Stated task a: Set down the rows from their first line through the line containing "button[interactable]: イベントは終了しました。結果はこちら (0, 176, 1080, 297)", inclusive, copying every line unchanged.

Hatya  () is a 1988 Indian Hindi-language action thriller film directed by Kirti Kumar and starring Govinda, Neelam, Anupam Kher and Sujitha. This film is a remake of Malayalam film Poovinu Puthiya Poonthennal (1986).

Plot 
Sagar (Govinda), a wealthy but idle young man. Following a night of consuming much alcohol he finds a homeless and parentless young boy. He takes the boy home and learns that he is deaf and attempts to nurture him and names him Raja. He tries to get information out of him but does not understand anything. Raja's mother has been brutally murdered (by Surendra Mohan and his henchman Ranjeet) as she witnesses a murder committed by this pair. Sagar takes Raja out to fairs and adventures and Raja sees Ranjeet and tries to tell Sagar that he is the one who murdered his mother. Slowly Sagar understands the tale of the story. He meets a girl, Sapna (Neelam) and becomes friends. She takes them to her house. Raja sees a picture of Sapna, her father and shockingly his mother. Sagar wants to unfold the mystery of Raja's incident. He finds out that Raja's mother has been murdered. As he is looking for clues, he gets arrested. To prove his innocence the boy takes them to his house where there was a happy family. They take a sniffer dog to find out clues. The dog sniffs the floor outside the house. the men dig it and find a piece of cloth which his mother was wrapped in and buried there.

Given entries:
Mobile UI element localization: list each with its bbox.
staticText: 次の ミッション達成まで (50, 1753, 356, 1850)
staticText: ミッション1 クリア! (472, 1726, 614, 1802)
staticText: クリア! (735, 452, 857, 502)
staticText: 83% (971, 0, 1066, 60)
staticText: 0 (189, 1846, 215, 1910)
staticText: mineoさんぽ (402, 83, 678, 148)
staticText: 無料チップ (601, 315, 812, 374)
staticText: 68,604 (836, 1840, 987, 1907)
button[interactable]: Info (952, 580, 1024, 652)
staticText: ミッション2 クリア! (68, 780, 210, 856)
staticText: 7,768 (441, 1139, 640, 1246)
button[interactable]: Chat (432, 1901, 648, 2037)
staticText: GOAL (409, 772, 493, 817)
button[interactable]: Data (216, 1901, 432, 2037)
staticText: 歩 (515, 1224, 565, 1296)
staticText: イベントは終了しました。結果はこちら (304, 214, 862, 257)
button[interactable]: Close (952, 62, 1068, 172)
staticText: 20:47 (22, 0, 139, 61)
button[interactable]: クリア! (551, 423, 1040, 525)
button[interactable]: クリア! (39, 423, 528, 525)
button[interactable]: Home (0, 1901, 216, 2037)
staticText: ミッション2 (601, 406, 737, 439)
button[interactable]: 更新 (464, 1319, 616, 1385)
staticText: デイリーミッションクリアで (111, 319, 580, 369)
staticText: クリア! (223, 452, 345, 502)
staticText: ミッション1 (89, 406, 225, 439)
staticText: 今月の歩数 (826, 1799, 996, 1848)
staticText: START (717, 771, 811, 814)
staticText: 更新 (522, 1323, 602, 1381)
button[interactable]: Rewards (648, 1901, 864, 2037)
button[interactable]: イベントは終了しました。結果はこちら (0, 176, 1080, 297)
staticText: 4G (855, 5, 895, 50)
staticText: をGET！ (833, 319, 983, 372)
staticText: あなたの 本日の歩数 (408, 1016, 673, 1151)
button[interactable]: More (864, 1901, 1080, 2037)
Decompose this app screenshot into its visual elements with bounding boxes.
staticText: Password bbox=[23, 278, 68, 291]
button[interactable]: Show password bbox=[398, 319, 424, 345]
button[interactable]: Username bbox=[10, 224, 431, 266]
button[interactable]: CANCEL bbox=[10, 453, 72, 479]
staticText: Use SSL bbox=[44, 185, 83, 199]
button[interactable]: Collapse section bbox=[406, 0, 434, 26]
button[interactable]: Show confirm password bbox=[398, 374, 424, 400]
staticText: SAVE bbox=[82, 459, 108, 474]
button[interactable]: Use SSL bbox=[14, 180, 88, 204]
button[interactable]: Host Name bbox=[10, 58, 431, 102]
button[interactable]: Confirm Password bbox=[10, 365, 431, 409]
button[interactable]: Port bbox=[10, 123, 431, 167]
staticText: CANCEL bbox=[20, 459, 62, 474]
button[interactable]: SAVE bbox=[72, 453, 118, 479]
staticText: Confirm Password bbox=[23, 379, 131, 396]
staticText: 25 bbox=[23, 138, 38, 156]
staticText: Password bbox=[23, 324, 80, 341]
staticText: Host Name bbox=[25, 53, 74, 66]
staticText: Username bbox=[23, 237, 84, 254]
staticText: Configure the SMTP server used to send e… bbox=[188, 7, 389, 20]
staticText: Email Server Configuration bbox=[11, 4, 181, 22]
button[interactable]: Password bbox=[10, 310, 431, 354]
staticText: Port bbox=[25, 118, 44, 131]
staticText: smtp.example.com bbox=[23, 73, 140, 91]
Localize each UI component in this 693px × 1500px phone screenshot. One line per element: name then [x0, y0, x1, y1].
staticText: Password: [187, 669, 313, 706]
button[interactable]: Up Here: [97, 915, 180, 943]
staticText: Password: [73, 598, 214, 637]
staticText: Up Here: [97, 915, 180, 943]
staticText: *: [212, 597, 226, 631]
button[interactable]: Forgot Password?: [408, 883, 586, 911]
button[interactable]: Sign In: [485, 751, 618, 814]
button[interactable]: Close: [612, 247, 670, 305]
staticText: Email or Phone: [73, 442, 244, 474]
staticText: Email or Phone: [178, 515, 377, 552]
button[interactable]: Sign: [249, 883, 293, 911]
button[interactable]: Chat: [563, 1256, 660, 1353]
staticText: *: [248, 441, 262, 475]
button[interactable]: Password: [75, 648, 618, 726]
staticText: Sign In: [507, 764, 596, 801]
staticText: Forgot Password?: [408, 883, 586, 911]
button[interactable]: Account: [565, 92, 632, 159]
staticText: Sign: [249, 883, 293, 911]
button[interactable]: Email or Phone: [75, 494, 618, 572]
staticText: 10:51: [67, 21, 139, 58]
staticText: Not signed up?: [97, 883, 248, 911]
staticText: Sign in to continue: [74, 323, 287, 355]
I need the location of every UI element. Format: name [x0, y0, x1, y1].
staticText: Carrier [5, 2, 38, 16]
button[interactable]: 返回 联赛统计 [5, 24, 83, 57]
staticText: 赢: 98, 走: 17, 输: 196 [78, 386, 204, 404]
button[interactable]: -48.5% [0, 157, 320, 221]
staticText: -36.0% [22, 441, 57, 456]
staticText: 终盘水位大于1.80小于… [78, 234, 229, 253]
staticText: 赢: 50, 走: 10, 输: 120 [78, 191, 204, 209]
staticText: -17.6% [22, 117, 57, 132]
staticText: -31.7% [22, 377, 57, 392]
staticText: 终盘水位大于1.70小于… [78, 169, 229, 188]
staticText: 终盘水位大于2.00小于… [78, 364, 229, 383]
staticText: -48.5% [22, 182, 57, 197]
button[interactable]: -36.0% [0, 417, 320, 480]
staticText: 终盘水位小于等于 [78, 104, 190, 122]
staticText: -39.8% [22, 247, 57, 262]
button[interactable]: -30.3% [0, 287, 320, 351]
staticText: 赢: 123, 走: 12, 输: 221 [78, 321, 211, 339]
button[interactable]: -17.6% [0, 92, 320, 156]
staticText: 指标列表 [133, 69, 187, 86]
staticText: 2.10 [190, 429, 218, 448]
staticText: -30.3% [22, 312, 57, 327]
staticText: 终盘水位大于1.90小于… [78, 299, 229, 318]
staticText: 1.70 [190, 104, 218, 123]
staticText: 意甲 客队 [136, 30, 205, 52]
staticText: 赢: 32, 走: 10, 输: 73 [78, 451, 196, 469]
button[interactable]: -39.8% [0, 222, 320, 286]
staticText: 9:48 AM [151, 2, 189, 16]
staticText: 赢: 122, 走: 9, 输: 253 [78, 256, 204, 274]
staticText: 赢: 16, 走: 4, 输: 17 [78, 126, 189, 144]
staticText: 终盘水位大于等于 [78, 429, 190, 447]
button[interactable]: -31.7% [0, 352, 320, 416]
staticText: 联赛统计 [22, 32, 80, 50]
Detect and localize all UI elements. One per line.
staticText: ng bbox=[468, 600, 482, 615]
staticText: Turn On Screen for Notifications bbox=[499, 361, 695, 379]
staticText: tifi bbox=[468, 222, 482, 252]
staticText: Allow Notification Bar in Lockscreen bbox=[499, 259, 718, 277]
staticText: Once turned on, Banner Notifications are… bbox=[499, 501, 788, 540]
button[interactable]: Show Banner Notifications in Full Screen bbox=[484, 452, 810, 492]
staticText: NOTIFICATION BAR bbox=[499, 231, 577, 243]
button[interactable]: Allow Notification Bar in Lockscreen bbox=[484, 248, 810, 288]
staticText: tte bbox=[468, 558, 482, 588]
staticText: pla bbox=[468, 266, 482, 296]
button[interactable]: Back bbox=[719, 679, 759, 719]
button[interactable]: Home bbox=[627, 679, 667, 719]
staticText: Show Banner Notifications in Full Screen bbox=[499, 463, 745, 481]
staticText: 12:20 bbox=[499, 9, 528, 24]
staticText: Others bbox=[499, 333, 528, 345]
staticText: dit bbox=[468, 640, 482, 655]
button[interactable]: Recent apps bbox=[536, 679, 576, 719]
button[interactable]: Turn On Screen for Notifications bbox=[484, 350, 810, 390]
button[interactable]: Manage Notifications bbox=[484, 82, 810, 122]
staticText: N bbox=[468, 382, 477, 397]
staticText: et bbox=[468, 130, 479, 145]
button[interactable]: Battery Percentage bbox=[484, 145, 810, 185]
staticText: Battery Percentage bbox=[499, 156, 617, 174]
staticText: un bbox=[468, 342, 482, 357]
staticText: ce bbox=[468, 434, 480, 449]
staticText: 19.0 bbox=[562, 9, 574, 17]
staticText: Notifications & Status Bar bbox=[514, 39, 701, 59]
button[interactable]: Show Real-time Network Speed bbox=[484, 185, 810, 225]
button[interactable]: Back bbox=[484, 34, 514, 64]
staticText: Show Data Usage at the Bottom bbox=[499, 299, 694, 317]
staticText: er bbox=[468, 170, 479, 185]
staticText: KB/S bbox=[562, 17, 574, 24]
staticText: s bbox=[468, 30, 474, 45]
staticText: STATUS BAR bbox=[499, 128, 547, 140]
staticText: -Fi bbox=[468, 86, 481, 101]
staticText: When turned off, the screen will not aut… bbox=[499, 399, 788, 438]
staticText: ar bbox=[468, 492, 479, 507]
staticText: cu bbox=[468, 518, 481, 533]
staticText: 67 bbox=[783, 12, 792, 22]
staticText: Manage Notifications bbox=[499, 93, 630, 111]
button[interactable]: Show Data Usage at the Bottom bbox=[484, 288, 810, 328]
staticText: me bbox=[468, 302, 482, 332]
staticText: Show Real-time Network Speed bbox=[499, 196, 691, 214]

Stated task b: Extract the text about the film Hatya in full, word for word.

Correct output a:
Mobile UI element localization: list each with its bbox.
staticText: 次の ミッション達成まで (50, 1753, 356, 1850)
staticText: ミッション1 クリア! (472, 1726, 614, 1802)
staticText: クリア! (735, 452, 857, 502)
staticText: 83% (971, 0, 1066, 60)
staticText: 0 (189, 1846, 215, 1910)
staticText: mineoさんぽ (402, 83, 678, 148)
staticText: 無料チップ (601, 315, 812, 374)
staticText: 68,604 (836, 1840, 987, 1907)
button[interactable]: Info (952, 580, 1024, 652)
staticText: ミッション2 クリア! (68, 780, 210, 856)
staticText: 7,768 (441, 1139, 640, 1246)
button[interactable]: Chat (432, 1901, 648, 2037)
staticText: GOAL (409, 772, 493, 817)
button[interactable]: Data (216, 1901, 432, 2037)
staticText: 歩 (515, 1224, 565, 1296)
staticText: イベントは終了しました。結果はこちら (304, 214, 862, 257)
button[interactable]: Close (952, 62, 1068, 172)
staticText: 20:47 (22, 0, 139, 61)
button[interactable]: クリア! (551, 423, 1040, 525)
button[interactable]: クリア! (39, 423, 528, 525)
button[interactable]: Home (0, 1901, 216, 2037)
staticText: ミッション2 (601, 406, 737, 439)
button[interactable]: 更新 (464, 1319, 616, 1385)
staticText: デイリーミッションクリアで (111, 319, 580, 369)
staticText: クリア! (223, 452, 345, 502)
staticText: ミッション1 (89, 406, 225, 439)
staticText: 今月の歩数 (826, 1799, 996, 1848)
staticText: START (717, 771, 811, 814)
staticText: 更新 (522, 1323, 602, 1381)
button[interactable]: Rewards (648, 1901, 864, 2037)
button[interactable]: イベントは終了しました。結果はこちら (0, 176, 1080, 297)

Correct output b:
Hatya  () is a 1988 Indian Hindi-language action thriller film directed by Kirti Kumar and starring Govinda, Neelam, Anupam Kher and Sujitha. This film is a remake of Malayalam film Poovinu Puthiya Poonthennal (1986).

Plot 
Sagar (Govinda), a wealthy but idle young man. Following a night of consuming much alcohol he finds a homeless and parentless young boy. He takes the boy home and learns that he is deaf and attempts to nurture him and names him Raja. He tries to get information out of him but does not understand anything. Raja's mother has been brutally murdered (by Surendra Mohan and his henchman Ranjeet) as she witnesses a murder committed by this pair. Sagar takes Raja out to fairs and adventures and Raja sees Ranjeet and tries to tell Sagar that he is the one who murdered his mother. Slowly Sagar understands the tale of the story. He meets a girl, Sapna (Neelam) and becomes friends. She takes them to her house. Raja sees a picture of Sapna, her father and shockingly his mother. Sagar wants to unfold the mystery of Raja's incident. He finds out that Raja's mother has been murdered. As he is looking for clues, he gets arrested. To prove his innocence the boy takes them to his house where there was a happy family. They take a sniffer dog to find out clues. The dog sniffs the floor outside the house. the men dig it and find a piece of cloth which his mother was wrapped in and buried there.